■ **STATED EXERCISE**
Your task is to print the material below exactly as presented.

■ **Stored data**

#####

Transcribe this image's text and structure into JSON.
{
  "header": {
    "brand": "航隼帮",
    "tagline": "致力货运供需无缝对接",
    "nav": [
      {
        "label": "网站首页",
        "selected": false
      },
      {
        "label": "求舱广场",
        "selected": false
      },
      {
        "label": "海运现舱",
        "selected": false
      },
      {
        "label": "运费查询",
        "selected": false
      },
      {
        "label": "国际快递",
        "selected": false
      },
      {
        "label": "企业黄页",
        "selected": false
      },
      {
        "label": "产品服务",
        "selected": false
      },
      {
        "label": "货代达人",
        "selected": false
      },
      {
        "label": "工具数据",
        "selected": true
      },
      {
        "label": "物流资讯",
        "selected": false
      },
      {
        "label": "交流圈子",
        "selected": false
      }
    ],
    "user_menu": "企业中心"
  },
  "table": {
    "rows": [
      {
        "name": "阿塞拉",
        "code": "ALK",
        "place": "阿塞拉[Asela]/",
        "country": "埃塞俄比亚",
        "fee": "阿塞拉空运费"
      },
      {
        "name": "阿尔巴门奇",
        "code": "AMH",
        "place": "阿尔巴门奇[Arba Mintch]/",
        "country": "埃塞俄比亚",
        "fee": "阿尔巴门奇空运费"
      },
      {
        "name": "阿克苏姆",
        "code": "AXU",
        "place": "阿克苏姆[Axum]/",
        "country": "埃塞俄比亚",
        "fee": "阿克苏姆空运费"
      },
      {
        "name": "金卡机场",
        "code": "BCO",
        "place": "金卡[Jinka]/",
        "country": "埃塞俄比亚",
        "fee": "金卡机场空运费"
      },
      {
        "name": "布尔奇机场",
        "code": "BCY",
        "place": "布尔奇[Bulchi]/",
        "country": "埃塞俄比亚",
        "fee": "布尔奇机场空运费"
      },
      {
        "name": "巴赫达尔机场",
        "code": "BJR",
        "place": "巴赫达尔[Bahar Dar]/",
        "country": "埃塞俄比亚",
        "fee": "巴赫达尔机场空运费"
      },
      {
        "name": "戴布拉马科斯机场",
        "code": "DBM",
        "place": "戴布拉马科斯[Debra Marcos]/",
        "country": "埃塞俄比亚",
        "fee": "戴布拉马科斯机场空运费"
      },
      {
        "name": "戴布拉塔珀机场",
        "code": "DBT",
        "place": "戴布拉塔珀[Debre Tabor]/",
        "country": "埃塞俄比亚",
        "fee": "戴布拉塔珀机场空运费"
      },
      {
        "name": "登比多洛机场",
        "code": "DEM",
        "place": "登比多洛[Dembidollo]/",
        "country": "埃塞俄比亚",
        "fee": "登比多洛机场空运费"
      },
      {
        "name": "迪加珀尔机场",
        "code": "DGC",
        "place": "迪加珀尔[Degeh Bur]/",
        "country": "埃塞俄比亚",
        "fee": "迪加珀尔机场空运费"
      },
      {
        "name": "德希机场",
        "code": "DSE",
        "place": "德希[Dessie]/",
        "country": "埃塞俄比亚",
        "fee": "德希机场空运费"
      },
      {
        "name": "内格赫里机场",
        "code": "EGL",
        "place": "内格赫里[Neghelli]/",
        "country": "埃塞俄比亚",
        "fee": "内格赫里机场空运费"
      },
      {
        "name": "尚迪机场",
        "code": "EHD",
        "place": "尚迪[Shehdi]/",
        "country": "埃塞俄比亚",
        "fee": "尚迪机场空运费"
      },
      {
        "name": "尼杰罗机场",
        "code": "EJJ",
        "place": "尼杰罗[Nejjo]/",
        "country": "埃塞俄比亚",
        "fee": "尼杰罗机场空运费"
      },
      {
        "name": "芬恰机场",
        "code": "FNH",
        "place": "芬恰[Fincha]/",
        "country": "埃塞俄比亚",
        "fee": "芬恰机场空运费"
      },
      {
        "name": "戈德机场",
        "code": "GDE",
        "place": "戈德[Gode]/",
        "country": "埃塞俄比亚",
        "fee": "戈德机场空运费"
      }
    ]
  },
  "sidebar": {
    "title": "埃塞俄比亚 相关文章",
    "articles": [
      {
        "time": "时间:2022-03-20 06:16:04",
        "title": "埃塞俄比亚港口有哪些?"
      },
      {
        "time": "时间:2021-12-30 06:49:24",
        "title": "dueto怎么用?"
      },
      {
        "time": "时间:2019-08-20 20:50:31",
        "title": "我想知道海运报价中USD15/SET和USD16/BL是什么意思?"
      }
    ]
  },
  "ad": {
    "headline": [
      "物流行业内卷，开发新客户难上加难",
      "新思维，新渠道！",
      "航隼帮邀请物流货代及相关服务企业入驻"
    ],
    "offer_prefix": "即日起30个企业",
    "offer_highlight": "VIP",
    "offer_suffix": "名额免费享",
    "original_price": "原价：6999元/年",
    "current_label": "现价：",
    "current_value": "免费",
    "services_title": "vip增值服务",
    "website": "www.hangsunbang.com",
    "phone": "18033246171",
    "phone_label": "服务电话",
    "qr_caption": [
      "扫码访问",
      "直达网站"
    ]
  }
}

#####

■ **WRITTEN ANSWER**
Transcribe this image's text and structure into JSON.
{
  "header": {
    "brand": "航隼帮",
    "tagline": "致力货运供需无缝对接",
    "nav": [
      {
        "label": "网站首页",
        "selected": false
      },
      {
        "label": "求舱广场",
        "selected": false
      },
      {
        "label": "海运现舱",
        "selected": false
      },
      {
        "label": "运费查询",
        "selected": false
      },
      {
        "label": "国际快递",
        "selected": false
      },
      {
        "label": "企业黄页",
        "selected": false
      },
      {
        "label": "产品服务",
        "selected": false
      },
      {
        "label": "货代达人",
        "selected": false
      },
      {
        "label": "工具数据",
        "selected": true
      },
      {
        "label": "物流资讯",
        "selected": false
      },
      {
        "label": "交流圈子",
        "selected": false
      }
    ],
    "user_menu": "企业中心"
  },
  "table": {
    "rows": [
      {
        "name": "阿塞拉",
        "code": "ALK",
        "place": "阿塞拉[Asela]/",
        "country": "埃塞俄比亚",
        "fee": "阿塞拉空运费"
      },
      {
        "name": "阿尔巴门奇",
        "code": "AMH",
        "place": "阿尔巴门奇[Arba Mintch]/",
        "country": "埃塞俄比亚",
        "fee": "阿尔巴门奇空运费"
      },
      {
        "name": "阿克苏姆",
        "code": "AXU",
        "place": "阿克苏姆[Axum]/",
        "country": "埃塞俄比亚",
        "fee": "阿克苏姆空运费"
      },
      {
        "name": "金卡机场",
        "code": "BCO",
        "place": "金卡[Jinka]/",
        "country": "埃塞俄比亚",
        "fee": "金卡机场空运费"
      },
      {
        "name": "布尔奇机场",
        "code": "BCY",
        "place": "布尔奇[Bulchi]/",
        "country": "埃塞俄比亚",
        "fee": "布尔奇机场空运费"
      },
      {
        "name": "巴赫达尔机场",
        "code": "BJR",
        "place": "巴赫达尔[Bahar Dar]/",
        "country": "埃塞俄比亚",
        "fee": "巴赫达尔机场空运费"
      },
      {
        "name": "戴布拉马科斯机场",
        "code": "DBM",
        "place": "戴布拉马科斯[Debra Marcos]/",
        "country": "埃塞俄比亚",
        "fee": "戴布拉马科斯机场空运费"
      },
      {
        "name": "戴布拉塔珀机场",
        "code": "DBT",
        "place": "戴布拉塔珀[Debre Tabor]/",
        "country": "埃塞俄比亚",
        "fee": "戴布拉塔珀机场空运费"
      },
      {
        "name": "登比多洛机场",
        "code": "DEM",
        "place": "登比多洛[Dembidollo]/",
        "country": "埃塞俄比亚",
        "fee": "登比多洛机场空运费"
      },
      {
        "name": "迪加珀尔机场",
        "code": "DGC",
        "place": "迪加珀尔[Degeh Bur]/",
        "country": "埃塞俄比亚",
        "fee": "迪加珀尔机场空运费"
      },
      {
        "name": "德希机场",
        "code": "DSE",
        "place": "德希[Dessie]/",
        "country": "埃塞俄比亚",
        "fee": "德希机场空运费"
      },
      {
        "name": "内格赫里机场",
        "code": "EGL",
        "place": "内格赫里[Neghelli]/",
        "country": "埃塞俄比亚",
        "fee": "内格赫里机场空运费"
      },
      {
        "name": "尚迪机场",
        "code": "EHD",
        "place": "尚迪[Shehdi]/",
        "country": "埃塞俄比亚",
        "fee": "尚迪机场空运费"
      },
      {
        "name": "尼杰罗机场",
        "code": "EJJ",
        "place": "尼杰罗[Nejjo]/",
        "country": "埃塞俄比亚",
        "fee": "尼杰罗机场空运费"
      },
      {
        "name": "芬恰机场",
        "code": "FNH",
        "place": "芬恰[Fincha]/",
        "country": "埃塞俄比亚",
        "fee": "芬恰机场空运费"
      },
      {
        "name": "戈德机场",
        "code": "GDE",
        "place": "戈德[Gode]/",
        "country": "埃塞俄比亚",
        "fee": "戈德机场空运费"
      }
    ]
  },
  "sidebar": {
    "title": "埃塞俄比亚 相关文章",
    "articles": [
      {
        "time": "时间:2022-03-20 06:16:04",
        "title": "埃塞俄比亚港口有哪些?"
      },
      {
        "time": "时间:2021-12-30 06:49:24",
        "title": "dueto怎么用?"
      },
      {
        "time": "时间:2019-08-20 20:50:31",
        "title": "我想知道海运报价中USD15/SET和USD16/BL是什么意思?"
      }
    ]
  },
  "ad": {
    "headline": [
      "物流行业内卷，开发新客户难上加难",
      "新思维，新渠道！",
      "航隼帮邀请物流货代及相关服务企业入驻"
    ],
    "offer_prefix": "即日起30个企业",
    "offer_highlight": "VIP",
    "offer_suffix": "名额免费享",
    "original_price": "原价：6999元/年",
    "current_label": "现价：",
    "current_value": "免费",
    "services_title": "vip增值服务",
    "website": "www.hangsunbang.com",
    "phone": "18033246171",
    "phone_label": "服务电话",
    "qr_caption": [
      "扫码访问",
      "直达网站"
    ]
  }
}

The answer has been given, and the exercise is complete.